Pick out each line with the word "this" from the material that follows.
# # # #
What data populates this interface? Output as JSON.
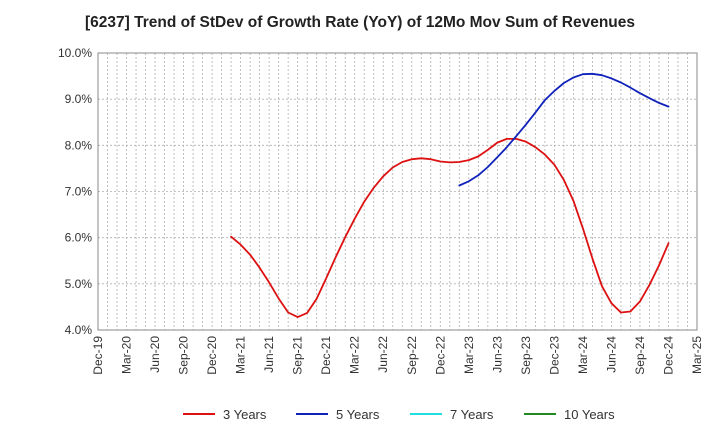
{
  "chart_data": {
    "type": "line",
    "title": "[6237]  Trend of StDev of Growth Rate (YoY) of 12Mo Mov Sum of Revenues",
    "xlabel": "",
    "ylabel": "",
    "ylim": [
      4.0,
      10.0
    ],
    "yticks": [
      "4.0%",
      "5.0%",
      "6.0%",
      "7.0%",
      "8.0%",
      "9.0%",
      "10.0%"
    ],
    "xticks": [
      "Dec-19",
      "Mar-20",
      "Jun-20",
      "Sep-20",
      "Dec-20",
      "Mar-21",
      "Jun-21",
      "Sep-21",
      "Dec-21",
      "Mar-22",
      "Jun-22",
      "Sep-22",
      "Dec-22",
      "Mar-23",
      "Jun-23",
      "Sep-23",
      "Dec-23",
      "Mar-24",
      "Jun-24",
      "Sep-24",
      "Dec-24",
      "Mar-25"
    ],
    "grid": true,
    "legend_position": "bottom",
    "series": [
      {
        "name": "3 Years",
        "color": "#dd1111",
        "start_month": 14,
        "values": [
          6.02,
          5.85,
          5.63,
          5.35,
          5.03,
          4.68,
          4.38,
          4.28,
          4.37,
          4.68,
          5.12,
          5.58,
          6.01,
          6.41,
          6.78,
          7.08,
          7.33,
          7.52,
          7.64,
          7.7,
          7.72,
          7.7,
          7.65,
          7.63,
          7.64,
          7.68,
          7.76,
          7.9,
          8.06,
          8.14,
          8.14,
          8.08,
          7.96,
          7.8,
          7.58,
          7.25,
          6.8,
          6.2,
          5.55,
          4.95,
          4.58,
          4.38,
          4.4,
          4.62,
          4.98,
          5.4,
          5.88
        ]
      },
      {
        "name": "5 Years",
        "color": "#1122bb",
        "start_month": 38,
        "values": [
          7.13,
          7.22,
          7.35,
          7.53,
          7.74,
          7.96,
          8.2,
          8.45,
          8.71,
          8.98,
          9.18,
          9.35,
          9.47,
          9.54,
          9.55,
          9.52,
          9.45,
          9.36,
          9.25,
          9.13,
          9.02,
          8.92,
          8.84
        ]
      },
      {
        "name": "7 Years",
        "color": "#22dddd",
        "start_month": 0,
        "values": []
      },
      {
        "name": "10 Years",
        "color": "#228822",
        "start_month": 0,
        "values": []
      }
    ]
  }
}
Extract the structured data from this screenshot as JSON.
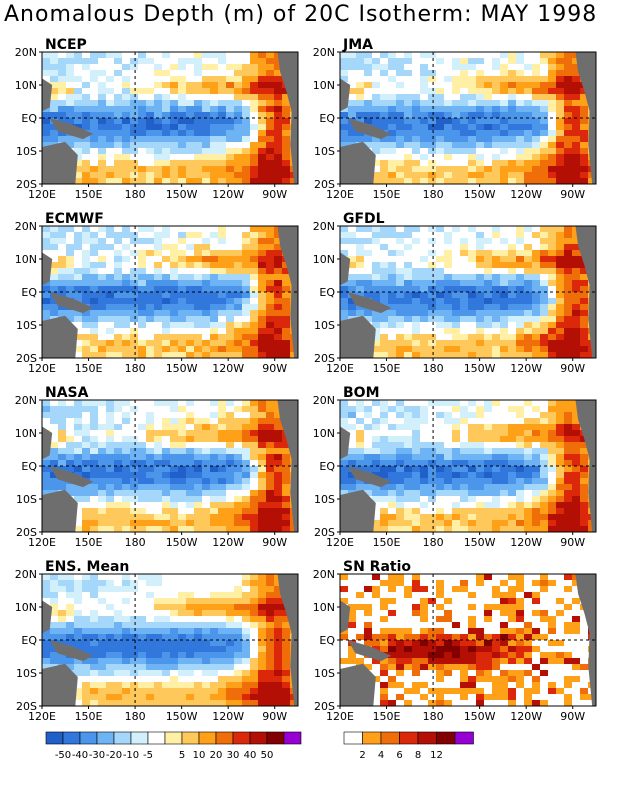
{
  "title": "Anomalous Depth (m) of 20C Isotherm: MAY 1998",
  "panels": [
    {
      "key": "ncep",
      "title": "NCEP"
    },
    {
      "key": "jma",
      "title": "JMA"
    },
    {
      "key": "ecmwf",
      "title": "ECMWF"
    },
    {
      "key": "gfdl",
      "title": "GFDL"
    },
    {
      "key": "nasa",
      "title": "NASA"
    },
    {
      "key": "bom",
      "title": "BOM"
    },
    {
      "key": "ens",
      "title": "ENS. Mean"
    },
    {
      "key": "sn",
      "title": "SN Ratio"
    }
  ],
  "lat_ticks": [
    "20N",
    "10N",
    "EQ",
    "10S",
    "20S"
  ],
  "lon_ticks": [
    "120E",
    "150E",
    "180",
    "150W",
    "120W",
    "90W"
  ],
  "anomaly_colorbar": {
    "colors": [
      "#2060c8",
      "#3278dc",
      "#4b96eb",
      "#6eb4f5",
      "#a5d7fa",
      "#d2f0fc",
      "#ffffff",
      "#fff0a5",
      "#ffc85a",
      "#ffa019",
      "#f06e0a",
      "#dc280a",
      "#b40f05",
      "#820000",
      "#9600d2"
    ],
    "labels": [
      "-50",
      "-40",
      "-30",
      "-20",
      "-10",
      "-5",
      "5",
      "10",
      "20",
      "30",
      "40",
      "50"
    ]
  },
  "sn_colorbar": {
    "colors": [
      "#ffffff",
      "#ffa019",
      "#f06e0a",
      "#dc280a",
      "#b40f05",
      "#820000",
      "#9600d2"
    ],
    "labels": [
      "2",
      "4",
      "6",
      "8",
      "12"
    ]
  },
  "land_color": "#6e6e6e",
  "icons": [
    "land-mask",
    "equator-line",
    "dateline"
  ]
}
# # # #
■ The reply ■
What data populates this interface? Output as JSON.
Extract the structured data from this screenshot as JSON.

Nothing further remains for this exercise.